*Instruction:*
How many lines in the entries below include the string "icon"? Answer with the number only.

*Dataset content:*

..........

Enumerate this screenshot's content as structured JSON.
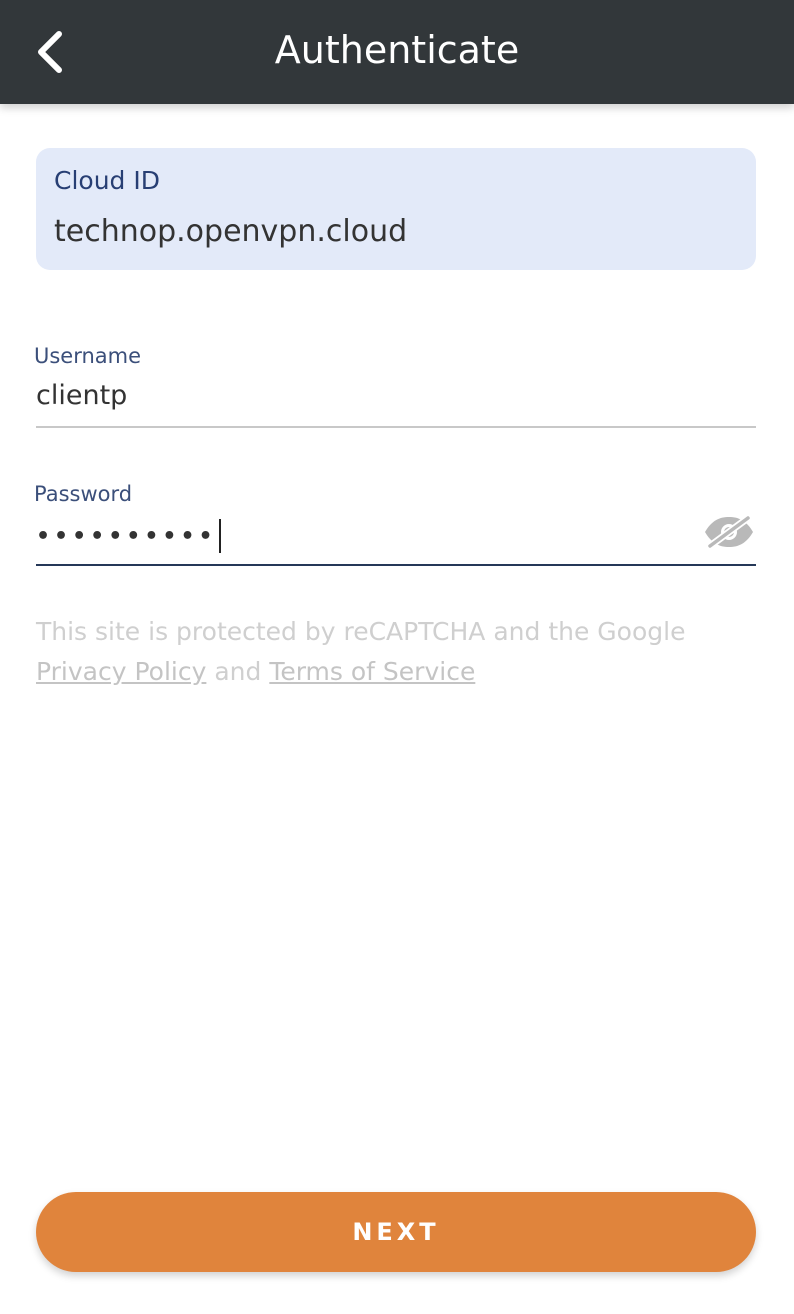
{
  "header": {
    "title": "Authenticate",
    "back_icon": "chevron-left-icon"
  },
  "cloud": {
    "label": "Cloud ID",
    "value": "technop.openvpn.cloud"
  },
  "username": {
    "label": "Username",
    "value": "clientp"
  },
  "password": {
    "label": "Password",
    "masked_value": "••••••••••",
    "toggle_icon": "eye-off-icon"
  },
  "recaptcha": {
    "text_before": "This site is protected by reCAPTCHA and the Google ",
    "privacy_link": "Privacy Policy",
    "text_middle": " and ",
    "terms_link": "Terms of Service"
  },
  "actions": {
    "next_label": "NEXT"
  },
  "colors": {
    "header_bg": "#32373a",
    "cloud_box_bg": "#e3eaf9",
    "label_color": "#3b4f7a",
    "accent_button": "#e0843c",
    "active_underline": "#253858"
  }
}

..........

*Final result:*
2